■ Exercise data ■
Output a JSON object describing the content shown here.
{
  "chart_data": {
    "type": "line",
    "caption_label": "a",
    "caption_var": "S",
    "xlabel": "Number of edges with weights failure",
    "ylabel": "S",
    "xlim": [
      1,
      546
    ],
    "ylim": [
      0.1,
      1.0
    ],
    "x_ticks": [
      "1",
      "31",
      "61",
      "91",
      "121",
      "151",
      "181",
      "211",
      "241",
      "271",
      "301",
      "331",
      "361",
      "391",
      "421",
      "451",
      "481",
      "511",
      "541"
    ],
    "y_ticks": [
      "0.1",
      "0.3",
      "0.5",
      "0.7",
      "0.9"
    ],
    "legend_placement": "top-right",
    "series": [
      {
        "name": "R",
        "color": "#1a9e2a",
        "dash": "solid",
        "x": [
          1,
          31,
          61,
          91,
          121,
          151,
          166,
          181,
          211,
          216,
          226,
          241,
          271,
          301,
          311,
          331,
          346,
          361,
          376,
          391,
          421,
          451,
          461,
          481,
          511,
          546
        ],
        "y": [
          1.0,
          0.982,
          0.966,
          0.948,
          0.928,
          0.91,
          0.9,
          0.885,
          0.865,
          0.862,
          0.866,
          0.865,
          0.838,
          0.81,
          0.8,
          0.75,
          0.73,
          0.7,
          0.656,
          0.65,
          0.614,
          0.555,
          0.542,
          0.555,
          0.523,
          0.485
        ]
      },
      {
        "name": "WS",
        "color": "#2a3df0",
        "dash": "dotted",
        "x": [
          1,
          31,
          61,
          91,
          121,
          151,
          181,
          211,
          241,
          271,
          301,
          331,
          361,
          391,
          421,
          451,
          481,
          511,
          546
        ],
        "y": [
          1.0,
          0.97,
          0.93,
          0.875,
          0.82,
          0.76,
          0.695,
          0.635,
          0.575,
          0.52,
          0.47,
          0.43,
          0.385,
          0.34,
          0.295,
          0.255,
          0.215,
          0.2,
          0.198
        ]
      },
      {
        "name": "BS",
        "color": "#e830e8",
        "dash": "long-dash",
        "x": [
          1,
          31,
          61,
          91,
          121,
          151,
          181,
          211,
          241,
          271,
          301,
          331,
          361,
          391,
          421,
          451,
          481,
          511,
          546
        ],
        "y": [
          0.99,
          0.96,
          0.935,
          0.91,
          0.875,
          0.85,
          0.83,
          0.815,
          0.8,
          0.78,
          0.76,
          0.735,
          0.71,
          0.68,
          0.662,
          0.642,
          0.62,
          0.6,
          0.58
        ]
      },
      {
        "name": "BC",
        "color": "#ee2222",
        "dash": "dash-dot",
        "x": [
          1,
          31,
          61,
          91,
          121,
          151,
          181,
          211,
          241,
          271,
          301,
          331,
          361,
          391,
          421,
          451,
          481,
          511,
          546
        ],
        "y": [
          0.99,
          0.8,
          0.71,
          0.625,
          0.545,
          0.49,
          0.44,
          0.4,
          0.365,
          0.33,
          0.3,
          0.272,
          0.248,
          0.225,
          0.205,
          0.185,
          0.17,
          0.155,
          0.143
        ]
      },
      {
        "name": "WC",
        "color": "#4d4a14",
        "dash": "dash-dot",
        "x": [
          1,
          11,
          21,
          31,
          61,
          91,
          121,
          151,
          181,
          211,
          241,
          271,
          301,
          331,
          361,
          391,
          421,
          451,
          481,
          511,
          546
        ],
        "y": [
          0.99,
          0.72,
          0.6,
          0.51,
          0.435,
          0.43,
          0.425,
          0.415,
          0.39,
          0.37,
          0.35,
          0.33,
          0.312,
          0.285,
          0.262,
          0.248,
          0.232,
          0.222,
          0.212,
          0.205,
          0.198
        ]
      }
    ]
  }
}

■ Aim of the exercise ■
The records above should all be quoted exactly, please.

■ Exercise result ■
Output a JSON object describing the content shown here.
{
  "chart_data": {
    "type": "line",
    "caption_label": "a",
    "caption_var": "S",
    "xlabel": "Number of edges with weights failure",
    "ylabel": "S",
    "xlim": [
      1,
      546
    ],
    "ylim": [
      0.1,
      1.0
    ],
    "x_ticks": [
      "1",
      "31",
      "61",
      "91",
      "121",
      "151",
      "181",
      "211",
      "241",
      "271",
      "301",
      "331",
      "361",
      "391",
      "421",
      "451",
      "481",
      "511",
      "541"
    ],
    "y_ticks": [
      "0.1",
      "0.3",
      "0.5",
      "0.7",
      "0.9"
    ],
    "legend_placement": "top-right",
    "series": [
      {
        "name": "R",
        "color": "#1a9e2a",
        "dash": "solid",
        "x": [
          1,
          31,
          61,
          91,
          121,
          151,
          166,
          181,
          211,
          216,
          226,
          241,
          271,
          301,
          311,
          331,
          346,
          361,
          376,
          391,
          421,
          451,
          461,
          481,
          511,
          546
        ],
        "y": [
          1.0,
          0.982,
          0.966,
          0.948,
          0.928,
          0.91,
          0.9,
          0.885,
          0.865,
          0.862,
          0.866,
          0.865,
          0.838,
          0.81,
          0.8,
          0.75,
          0.73,
          0.7,
          0.656,
          0.65,
          0.614,
          0.555,
          0.542,
          0.555,
          0.523,
          0.485
        ]
      },
      {
        "name": "WS",
        "color": "#2a3df0",
        "dash": "dotted",
        "x": [
          1,
          31,
          61,
          91,
          121,
          151,
          181,
          211,
          241,
          271,
          301,
          331,
          361,
          391,
          421,
          451,
          481,
          511,
          546
        ],
        "y": [
          1.0,
          0.97,
          0.93,
          0.875,
          0.82,
          0.76,
          0.695,
          0.635,
          0.575,
          0.52,
          0.47,
          0.43,
          0.385,
          0.34,
          0.295,
          0.255,
          0.215,
          0.2,
          0.198
        ]
      },
      {
        "name": "BS",
        "color": "#e830e8",
        "dash": "long-dash",
        "x": [
          1,
          31,
          61,
          91,
          121,
          151,
          181,
          211,
          241,
          271,
          301,
          331,
          361,
          391,
          421,
          451,
          481,
          511,
          546
        ],
        "y": [
          0.99,
          0.96,
          0.935,
          0.91,
          0.875,
          0.85,
          0.83,
          0.815,
          0.8,
          0.78,
          0.76,
          0.735,
          0.71,
          0.68,
          0.662,
          0.642,
          0.62,
          0.6,
          0.58
        ]
      },
      {
        "name": "BC",
        "color": "#ee2222",
        "dash": "dash-dot",
        "x": [
          1,
          31,
          61,
          91,
          121,
          151,
          181,
          211,
          241,
          271,
          301,
          331,
          361,
          391,
          421,
          451,
          481,
          511,
          546
        ],
        "y": [
          0.99,
          0.8,
          0.71,
          0.625,
          0.545,
          0.49,
          0.44,
          0.4,
          0.365,
          0.33,
          0.3,
          0.272,
          0.248,
          0.225,
          0.205,
          0.185,
          0.17,
          0.155,
          0.143
        ]
      },
      {
        "name": "WC",
        "color": "#4d4a14",
        "dash": "dash-dot",
        "x": [
          1,
          11,
          21,
          31,
          61,
          91,
          121,
          151,
          181,
          211,
          241,
          271,
          301,
          331,
          361,
          391,
          421,
          451,
          481,
          511,
          546
        ],
        "y": [
          0.99,
          0.72,
          0.6,
          0.51,
          0.435,
          0.43,
          0.425,
          0.415,
          0.39,
          0.37,
          0.35,
          0.33,
          0.312,
          0.285,
          0.262,
          0.248,
          0.232,
          0.222,
          0.212,
          0.205,
          0.198
        ]
      }
    ]
  }
}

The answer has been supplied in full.